Feb 10th 2015

Jindal: from Rhodes Scholar to Dangerous Demagogue

by James J. Zogby

Dr. James J. Zogby is the President of Arab American Institute

A few weeks back, Louisiana Governor Bobby Jindal delivered a speech to the Henry Jackson Society in London focusing on the dangers "radical Islam" poses to the world's "freedom loving people". Far from a serious discussion, the speech amounted to little more than a dangerous mix of trite sloganeering and reckless jingoism. Jindal is no simple-minded demagogue like Sarah Palin or Michele Bachman. Because he is a Rhodes Scholar and a presidential aspirant, one supposes that he thought through his remarks.

While Jindal claimed to be addressing the threat from "ISIS and all forms of radical Islam", he got carried away with his rhetoric and ended up raising questions about Islam and Muslims, in general. For example, after noting in his remarks that he had no interest in defaming any religion, he disingenuously asks "How many Muslims in this world agree with these radicals?...I hope its a small minority. But it is clear that far too many do". He later adds this thought, "A so-called religion that allows for and endorses killing those who oppose it is not a religion at all, it is a terrorist movement...Let's be honest, Islam has a problem...OK, it is their problem and they need to deal with it". Jindal goes on to demand that Muslim leaders condemn these radicals stating that "if they refuse to do it, then they are part of the problem".

Material provided:
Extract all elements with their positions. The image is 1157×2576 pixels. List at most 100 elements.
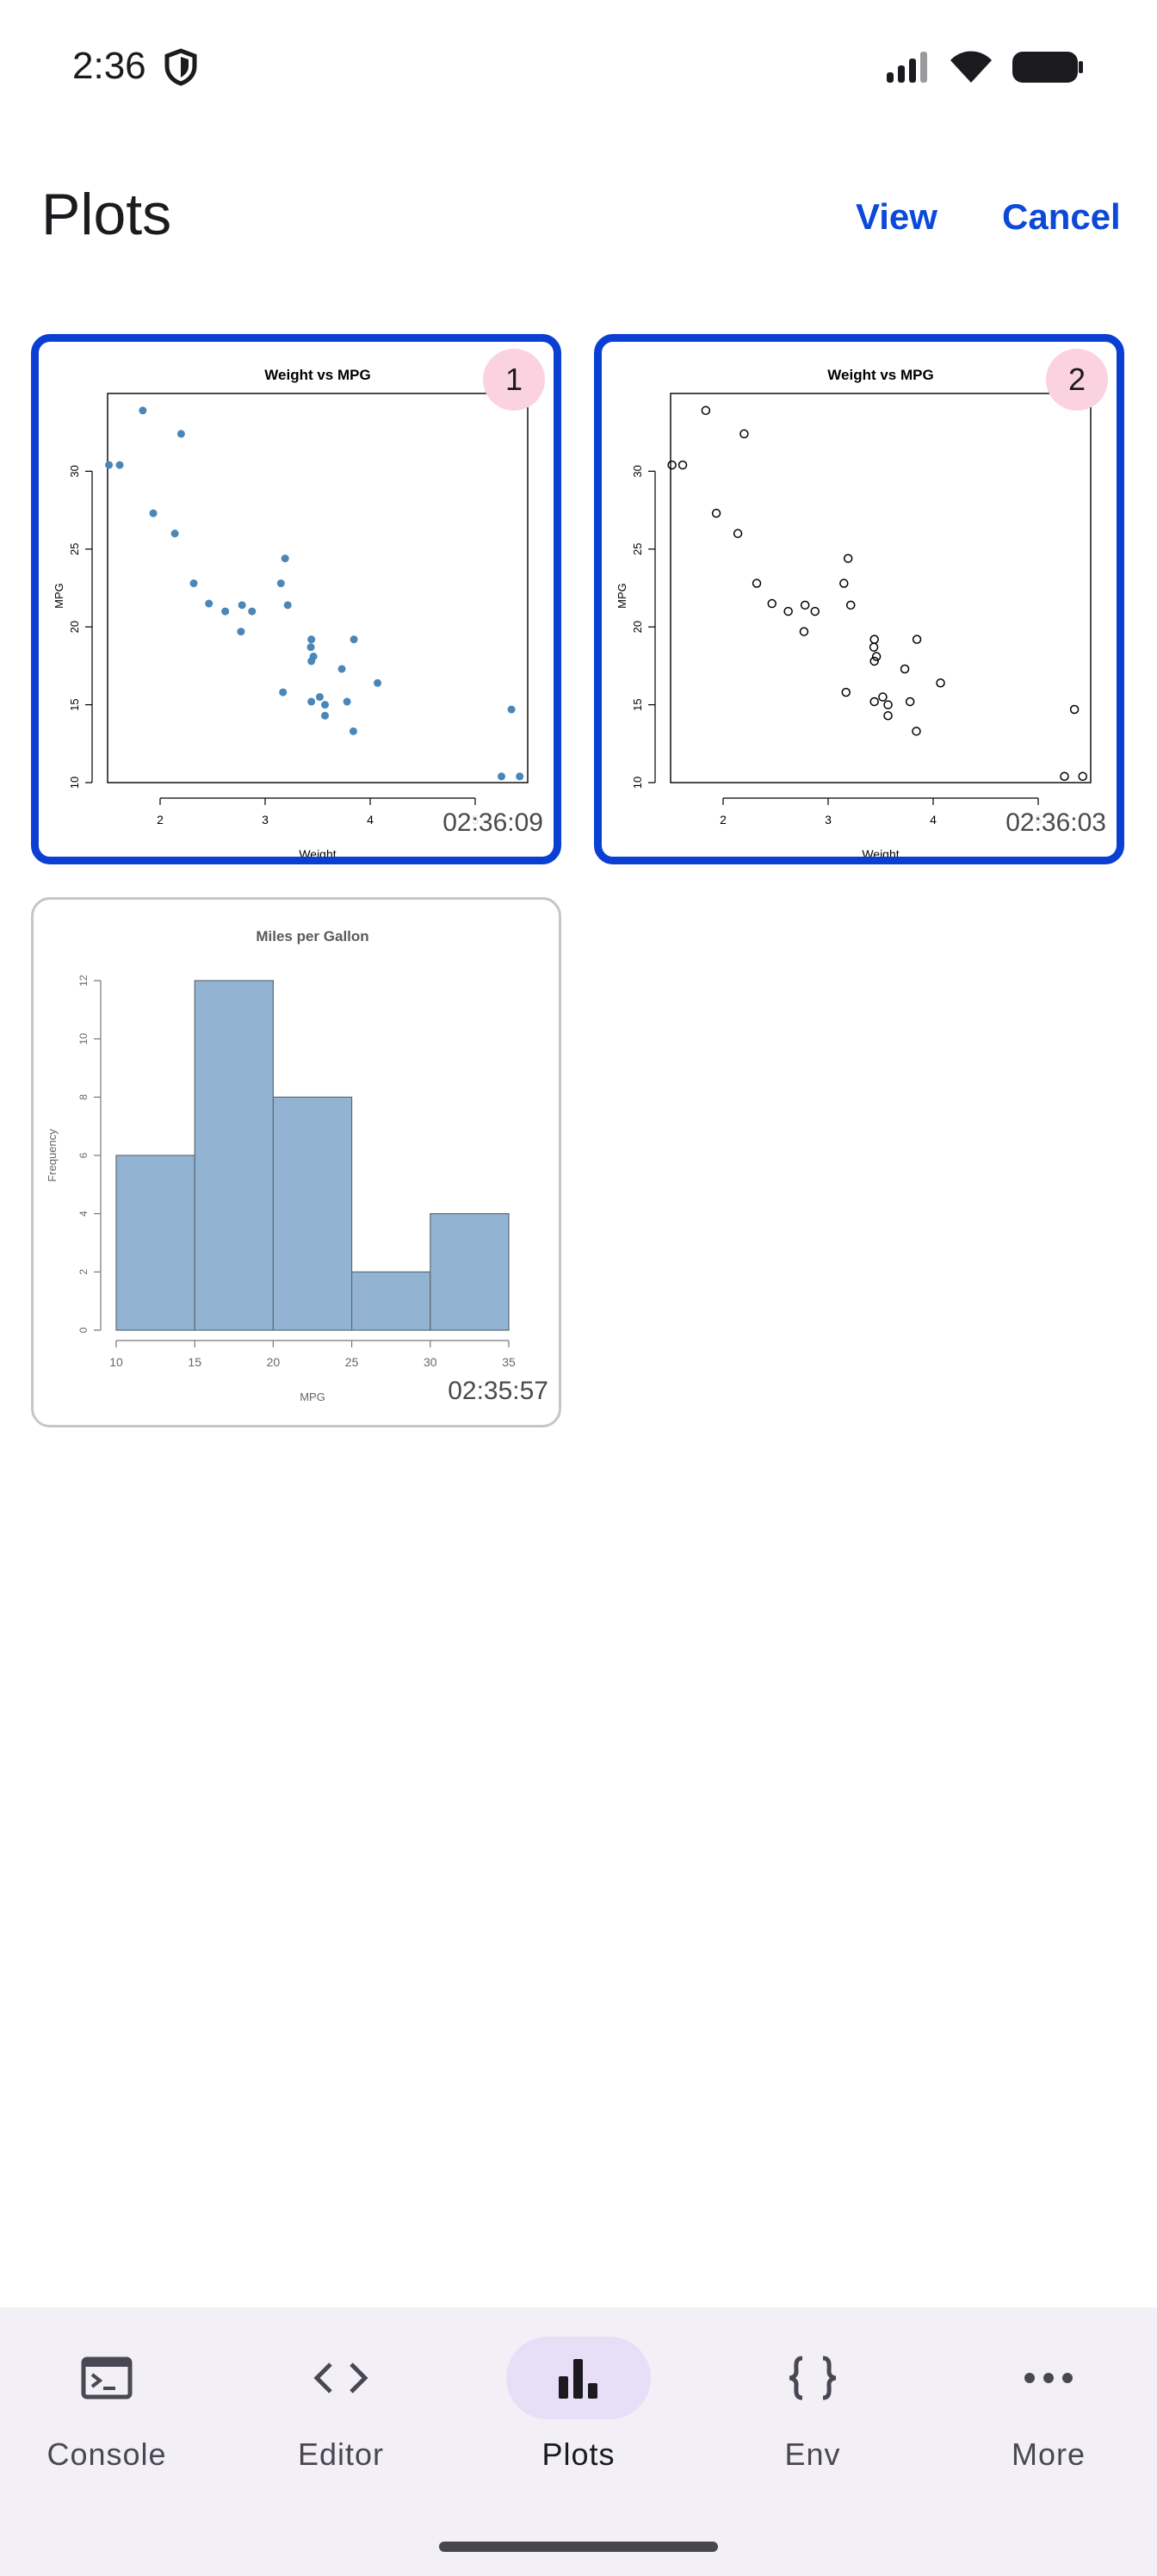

Goals:
[1] According to the Jindal article, to which group did Bobby Jindal give his speech in London?
[2] List every politician named in the Jindal article.
[3] Write the next part of the Jindal article, picking up after its last sentence.

Answers in order:
[1] The Henry Jackson Society.

[2] Bobby Jindal, Sarah Palin, Michele Bachman

[3]
Even more dangerous and inflammatory was the sub-text to Jindal's speech in which he warns about "non-assimilationist Muslims" moving to the West where they have taken advantage of the "wide berth" democracy provides and have established "their own nation within a nation", "no-go zones", where they impose "their own set of laws".

Like Palin and Bachmann before him, Jindal's charges are flat out wrong. Our polling shows that extremist violence has scant support across the Arab World. Most Muslim religious institutions have condemned the violent groups that use religion to justify their actions, as have the many Arab and Muslim states that have declared war on ISIS and other forms of "radical Islam".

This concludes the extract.